### YOUR OBJECTIVE
Write out the entries below once more, exactly.

### RAW RECORDS
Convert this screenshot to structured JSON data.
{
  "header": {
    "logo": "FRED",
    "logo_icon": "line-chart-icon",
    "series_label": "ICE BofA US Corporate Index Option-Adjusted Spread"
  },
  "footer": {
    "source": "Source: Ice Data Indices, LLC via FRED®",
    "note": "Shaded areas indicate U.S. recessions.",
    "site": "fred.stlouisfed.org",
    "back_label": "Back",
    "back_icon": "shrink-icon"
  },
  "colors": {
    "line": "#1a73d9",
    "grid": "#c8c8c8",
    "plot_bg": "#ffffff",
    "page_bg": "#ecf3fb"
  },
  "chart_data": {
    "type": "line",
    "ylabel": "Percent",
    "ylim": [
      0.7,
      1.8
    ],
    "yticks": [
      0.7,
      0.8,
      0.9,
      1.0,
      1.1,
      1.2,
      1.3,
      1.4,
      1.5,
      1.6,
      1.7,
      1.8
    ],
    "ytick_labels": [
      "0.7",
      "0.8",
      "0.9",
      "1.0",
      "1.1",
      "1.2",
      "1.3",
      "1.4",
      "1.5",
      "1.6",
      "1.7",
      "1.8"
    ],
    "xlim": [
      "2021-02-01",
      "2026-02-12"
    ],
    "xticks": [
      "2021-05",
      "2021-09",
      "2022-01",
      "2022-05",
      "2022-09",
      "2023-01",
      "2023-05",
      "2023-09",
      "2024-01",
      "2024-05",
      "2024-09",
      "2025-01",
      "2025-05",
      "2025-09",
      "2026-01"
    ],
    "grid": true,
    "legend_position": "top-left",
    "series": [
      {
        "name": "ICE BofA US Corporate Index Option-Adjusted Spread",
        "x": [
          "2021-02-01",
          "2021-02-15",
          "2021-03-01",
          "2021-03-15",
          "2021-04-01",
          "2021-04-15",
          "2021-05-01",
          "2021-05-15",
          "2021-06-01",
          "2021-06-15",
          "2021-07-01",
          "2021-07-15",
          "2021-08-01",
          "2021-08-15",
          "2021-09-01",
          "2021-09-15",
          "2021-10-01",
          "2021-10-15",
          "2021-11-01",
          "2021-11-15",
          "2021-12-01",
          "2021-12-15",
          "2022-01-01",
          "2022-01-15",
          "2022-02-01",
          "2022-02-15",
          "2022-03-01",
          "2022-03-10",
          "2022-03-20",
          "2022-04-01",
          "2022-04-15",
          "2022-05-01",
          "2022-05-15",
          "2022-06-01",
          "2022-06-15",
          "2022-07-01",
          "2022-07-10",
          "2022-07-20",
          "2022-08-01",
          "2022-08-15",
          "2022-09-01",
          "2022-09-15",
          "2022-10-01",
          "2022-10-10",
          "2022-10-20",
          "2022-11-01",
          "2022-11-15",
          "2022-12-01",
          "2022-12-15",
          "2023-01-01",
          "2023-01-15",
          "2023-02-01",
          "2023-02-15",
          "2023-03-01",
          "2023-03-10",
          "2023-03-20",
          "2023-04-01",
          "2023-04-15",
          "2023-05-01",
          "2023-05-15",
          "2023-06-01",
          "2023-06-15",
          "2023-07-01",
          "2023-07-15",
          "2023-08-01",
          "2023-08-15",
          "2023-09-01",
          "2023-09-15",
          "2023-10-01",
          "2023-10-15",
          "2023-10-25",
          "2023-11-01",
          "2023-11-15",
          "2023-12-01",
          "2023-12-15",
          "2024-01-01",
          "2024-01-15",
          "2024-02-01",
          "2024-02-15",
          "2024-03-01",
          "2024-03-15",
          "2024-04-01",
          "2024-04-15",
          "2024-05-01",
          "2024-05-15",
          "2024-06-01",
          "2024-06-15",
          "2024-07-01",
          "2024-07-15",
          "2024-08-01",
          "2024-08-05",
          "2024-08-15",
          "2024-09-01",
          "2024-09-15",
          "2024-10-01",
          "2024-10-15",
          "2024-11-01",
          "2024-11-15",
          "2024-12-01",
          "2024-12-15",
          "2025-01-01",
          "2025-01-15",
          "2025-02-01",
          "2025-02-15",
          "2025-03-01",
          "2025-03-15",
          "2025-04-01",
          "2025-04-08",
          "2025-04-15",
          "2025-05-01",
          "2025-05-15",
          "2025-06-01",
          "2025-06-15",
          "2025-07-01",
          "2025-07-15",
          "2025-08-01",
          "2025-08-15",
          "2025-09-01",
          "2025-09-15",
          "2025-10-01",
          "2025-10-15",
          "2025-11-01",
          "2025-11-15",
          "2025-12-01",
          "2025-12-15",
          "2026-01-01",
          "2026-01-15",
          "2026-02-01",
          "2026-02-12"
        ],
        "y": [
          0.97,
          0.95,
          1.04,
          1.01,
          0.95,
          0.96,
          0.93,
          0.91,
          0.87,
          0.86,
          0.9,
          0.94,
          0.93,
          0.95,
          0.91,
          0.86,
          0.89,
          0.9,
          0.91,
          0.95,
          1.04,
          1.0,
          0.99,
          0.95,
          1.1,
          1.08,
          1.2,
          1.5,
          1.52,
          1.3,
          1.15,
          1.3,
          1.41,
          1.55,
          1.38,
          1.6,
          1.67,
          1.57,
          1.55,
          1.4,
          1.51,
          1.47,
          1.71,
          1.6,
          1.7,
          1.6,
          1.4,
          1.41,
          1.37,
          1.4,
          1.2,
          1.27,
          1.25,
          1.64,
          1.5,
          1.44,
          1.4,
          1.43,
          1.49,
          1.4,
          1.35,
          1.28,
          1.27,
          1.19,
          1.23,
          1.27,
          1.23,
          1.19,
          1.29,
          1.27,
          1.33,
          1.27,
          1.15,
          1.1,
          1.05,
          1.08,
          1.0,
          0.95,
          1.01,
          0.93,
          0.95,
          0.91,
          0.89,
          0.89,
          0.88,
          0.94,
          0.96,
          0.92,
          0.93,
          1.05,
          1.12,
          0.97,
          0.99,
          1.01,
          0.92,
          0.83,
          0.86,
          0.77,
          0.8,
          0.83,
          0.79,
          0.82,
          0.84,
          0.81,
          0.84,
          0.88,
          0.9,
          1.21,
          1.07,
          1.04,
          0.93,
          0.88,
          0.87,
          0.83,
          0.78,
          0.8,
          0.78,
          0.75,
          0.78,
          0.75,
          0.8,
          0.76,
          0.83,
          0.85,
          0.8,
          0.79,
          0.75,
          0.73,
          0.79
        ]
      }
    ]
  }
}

### REPLY
Convert this screenshot to structured JSON data.
{
  "header": {
    "logo": "FRED",
    "logo_icon": "line-chart-icon",
    "series_label": "ICE BofA US Corporate Index Option-Adjusted Spread"
  },
  "footer": {
    "source": "Source: Ice Data Indices, LLC via FRED®",
    "note": "Shaded areas indicate U.S. recessions.",
    "site": "fred.stlouisfed.org",
    "back_label": "Back",
    "back_icon": "shrink-icon"
  },
  "colors": {
    "line": "#1a73d9",
    "grid": "#c8c8c8",
    "plot_bg": "#ffffff",
    "page_bg": "#ecf3fb"
  },
  "chart_data": {
    "type": "line",
    "ylabel": "Percent",
    "ylim": [
      0.7,
      1.8
    ],
    "yticks": [
      0.7,
      0.8,
      0.9,
      1.0,
      1.1,
      1.2,
      1.3,
      1.4,
      1.5,
      1.6,
      1.7,
      1.8
    ],
    "ytick_labels": [
      "0.7",
      "0.8",
      "0.9",
      "1.0",
      "1.1",
      "1.2",
      "1.3",
      "1.4",
      "1.5",
      "1.6",
      "1.7",
      "1.8"
    ],
    "xlim": [
      "2021-02-01",
      "2026-02-12"
    ],
    "xticks": [
      "2021-05",
      "2021-09",
      "2022-01",
      "2022-05",
      "2022-09",
      "2023-01",
      "2023-05",
      "2023-09",
      "2024-01",
      "2024-05",
      "2024-09",
      "2025-01",
      "2025-05",
      "2025-09",
      "2026-01"
    ],
    "grid": true,
    "legend_position": "top-left",
    "series": [
      {
        "name": "ICE BofA US Corporate Index Option-Adjusted Spread",
        "x": [
          "2021-02-01",
          "2021-02-15",
          "2021-03-01",
          "2021-03-15",
          "2021-04-01",
          "2021-04-15",
          "2021-05-01",
          "2021-05-15",
          "2021-06-01",
          "2021-06-15",
          "2021-07-01",
          "2021-07-15",
          "2021-08-01",
          "2021-08-15",
          "2021-09-01",
          "2021-09-15",
          "2021-10-01",
          "2021-10-15",
          "2021-11-01",
          "2021-11-15",
          "2021-12-01",
          "2021-12-15",
          "2022-01-01",
          "2022-01-15",
          "2022-02-01",
          "2022-02-15",
          "2022-03-01",
          "2022-03-10",
          "2022-03-20",
          "2022-04-01",
          "2022-04-15",
          "2022-05-01",
          "2022-05-15",
          "2022-06-01",
          "2022-06-15",
          "2022-07-01",
          "2022-07-10",
          "2022-07-20",
          "2022-08-01",
          "2022-08-15",
          "2022-09-01",
          "2022-09-15",
          "2022-10-01",
          "2022-10-10",
          "2022-10-20",
          "2022-11-01",
          "2022-11-15",
          "2022-12-01",
          "2022-12-15",
          "2023-01-01",
          "2023-01-15",
          "2023-02-01",
          "2023-02-15",
          "2023-03-01",
          "2023-03-10",
          "2023-03-20",
          "2023-04-01",
          "2023-04-15",
          "2023-05-01",
          "2023-05-15",
          "2023-06-01",
          "2023-06-15",
          "2023-07-01",
          "2023-07-15",
          "2023-08-01",
          "2023-08-15",
          "2023-09-01",
          "2023-09-15",
          "2023-10-01",
          "2023-10-15",
          "2023-10-25",
          "2023-11-01",
          "2023-11-15",
          "2023-12-01",
          "2023-12-15",
          "2024-01-01",
          "2024-01-15",
          "2024-02-01",
          "2024-02-15",
          "2024-03-01",
          "2024-03-15",
          "2024-04-01",
          "2024-04-15",
          "2024-05-01",
          "2024-05-15",
          "2024-06-01",
          "2024-06-15",
          "2024-07-01",
          "2024-07-15",
          "2024-08-01",
          "2024-08-05",
          "2024-08-15",
          "2024-09-01",
          "2024-09-15",
          "2024-10-01",
          "2024-10-15",
          "2024-11-01",
          "2024-11-15",
          "2024-12-01",
          "2024-12-15",
          "2025-01-01",
          "2025-01-15",
          "2025-02-01",
          "2025-02-15",
          "2025-03-01",
          "2025-03-15",
          "2025-04-01",
          "2025-04-08",
          "2025-04-15",
          "2025-05-01",
          "2025-05-15",
          "2025-06-01",
          "2025-06-15",
          "2025-07-01",
          "2025-07-15",
          "2025-08-01",
          "2025-08-15",
          "2025-09-01",
          "2025-09-15",
          "2025-10-01",
          "2025-10-15",
          "2025-11-01",
          "2025-11-15",
          "2025-12-01",
          "2025-12-15",
          "2026-01-01",
          "2026-01-15",
          "2026-02-01",
          "2026-02-12"
        ],
        "y": [
          0.97,
          0.95,
          1.04,
          1.01,
          0.95,
          0.96,
          0.93,
          0.91,
          0.87,
          0.86,
          0.9,
          0.94,
          0.93,
          0.95,
          0.91,
          0.86,
          0.89,
          0.9,
          0.91,
          0.95,
          1.04,
          1.0,
          0.99,
          0.95,
          1.1,
          1.08,
          1.2,
          1.5,
          1.52,
          1.3,
          1.15,
          1.3,
          1.41,
          1.55,
          1.38,
          1.6,
          1.67,
          1.57,
          1.55,
          1.4,
          1.51,
          1.47,
          1.71,
          1.6,
          1.7,
          1.6,
          1.4,
          1.41,
          1.37,
          1.4,
          1.2,
          1.27,
          1.25,
          1.64,
          1.5,
          1.44,
          1.4,
          1.43,
          1.49,
          1.4,
          1.35,
          1.28,
          1.27,
          1.19,
          1.23,
          1.27,
          1.23,
          1.19,
          1.29,
          1.27,
          1.33,
          1.27,
          1.15,
          1.1,
          1.05,
          1.08,
          1.0,
          0.95,
          1.01,
          0.93,
          0.95,
          0.91,
          0.89,
          0.89,
          0.88,
          0.94,
          0.96,
          0.92,
          0.93,
          1.05,
          1.12,
          0.97,
          0.99,
          1.01,
          0.92,
          0.83,
          0.86,
          0.77,
          0.8,
          0.83,
          0.79,
          0.82,
          0.84,
          0.81,
          0.84,
          0.88,
          0.9,
          1.21,
          1.07,
          1.04,
          0.93,
          0.88,
          0.87,
          0.83,
          0.78,
          0.8,
          0.78,
          0.75,
          0.78,
          0.75,
          0.8,
          0.76,
          0.83,
          0.85,
          0.8,
          0.79,
          0.75,
          0.73,
          0.79
        ]
      }
    ]
  }
}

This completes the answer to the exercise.